== Data for the task ==
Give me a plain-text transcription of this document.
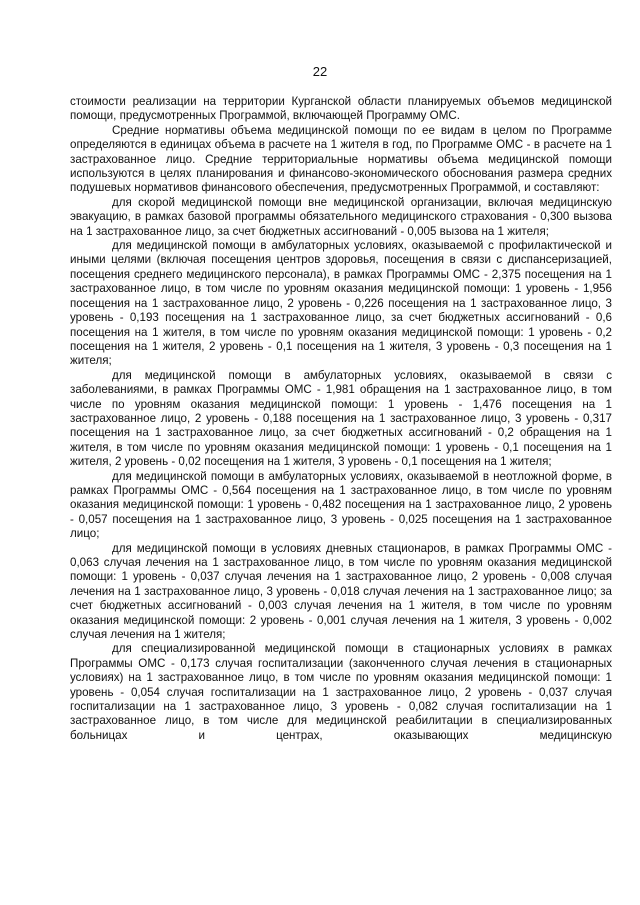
22

стоимости реализации на территории Курганской области планируемых объемов медицинской помощи, предусмотренных Программой, включающей Программу ОМС.

Средние нормативы объема медицинской помощи по ее видам в целом по Программе определяются в единицах объема в расчете на 1 жителя в год, по Программе ОМС - в расчете на 1 застрахованное лицо. Средние территориальные нормативы объема медицинской помощи используются в целях планирования и финансово-экономического обоснования размера средних подушевых нормативов финансового обеспечения, предусмотренных Программой, и составляют:

для скорой медицинской помощи вне медицинской организации, включая медицинскую эвакуацию, в рамках базовой программы обязательного медицинского страхования - 0,300 вызова на 1 застрахованное лицо, за счет бюджетных ассигнований - 0,005 вызова на 1 жителя;

для медицинской помощи в амбулаторных условиях, оказываемой с профилактической и иными целями (включая посещения центров здоровья, посещения в связи с диспансеризацией, посещения среднего медицинского персонала), в рамках Программы ОМС - 2,375 посещения на 1 застрахованное лицо, в том числе по уровням оказания медицинской помощи: 1 уровень - 1,956 посещения на 1 застрахованное лицо, 2 уровень - 0,226 посещения на 1 застрахованное лицо, 3 уровень - 0,193 посещения на 1 застрахованное лицо, за счет бюджетных ассигнований - 0,6 посещения на 1 жителя, в том числе по уровням оказания медицинской помощи: 1 уровень - 0,2 посещения на 1 жителя, 2 уровень - 0,1 посещения на 1 жителя, 3 уровень - 0,3 посещения на 1 жителя;

для медицинской помощи в амбулаторных условиях, оказываемой в связи с заболеваниями, в рамках Программы ОМС - 1,981 обращения на 1 застрахованное лицо, в том числе по уровням оказания медицинской помощи: 1 уровень - 1,476 посещения на 1 застрахованное лицо, 2 уровень - 0,188 посещения на 1 застрахованное лицо, 3 уровень - 0,317 посещения на 1 застрахованное лицо, за счет бюджетных ассигнований - 0,2 обращения на 1 жителя, в том числе по уровням оказания медицинской помощи: 1 уровень - 0,1 посещения на 1 жителя, 2 уровень - 0,02 посещения на 1 жителя, 3 уровень - 0,1 посещения на 1 жителя;

для медицинской помощи в амбулаторных условиях, оказываемой в неотложной форме, в рамках Программы ОМС - 0,564 посещения на 1 застрахованное лицо, в том числе по уровням оказания медицинской помощи: 1 уровень - 0,482 посещения на 1 застрахованное лицо, 2 уровень - 0,057 посещения на 1 застрахованное лицо, 3 уровень - 0,025 посещения на 1 застрахованное лицо;

для медицинской помощи в условиях дневных стационаров, в рамках Программы ОМС - 0,063 случая лечения на 1 застрахованное лицо, в том числе по уровням оказания медицинской помощи: 1 уровень - 0,037 случая лечения на 1 застрахованное лицо, 2 уровень - 0,008 случая лечения на 1 застрахованное лицо, 3 уровень - 0,018 случая лечения на 1 застрахованное лицо; за счет бюджетных ассигнований - 0,003 случая лечения на 1 жителя, в том числе по уровням оказания медицинской помощи: 2 уровень - 0,001 случая лечения на 1 жителя, 3 уровень - 0,002 случая лечения на 1 жителя;

для специализированной медицинской помощи в стационарных условиях в рамках Программы ОМС - 0,173 случая госпитализации (законченного случая лечения в стационарных условиях) на 1 застрахованное лицо, в том числе по уровням оказания медицинской помощи: 1 уровень - 0,054 случая госпитализации на 1 застрахованное лицо, 2 уровень - 0,037 случая госпитализации на 1 застрахованное лицо, 3 уровень - 0,082 случая госпитализации на 1 застрахованное лицо, в том числе для медицинской реабилитации в специализированных больницах и центрах, оказывающих медицинскую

== Work to complete ==
Gather up the lines containing the word "предусмотренных" from these records and copy them.

== Reply to the task ==
стоимости реализации на территории Курганской области планируемых объемов медицинской помощи, предусмотренных Программой, включающей Программу ОМС.
Средние нормативы объема медицинской помощи по ее видам в целом по Программе определяются в единицах объема в расчете на 1 жителя в год, по Программе ОМС - в расчете на 1 застрахованное лицо. Средние территориальные нормативы объема медицинской помощи используются в целях планирования и финансово-экономического обоснования размера средних подушевых нормативов финансового обеспечения, предусмотренных Программой, и составляют:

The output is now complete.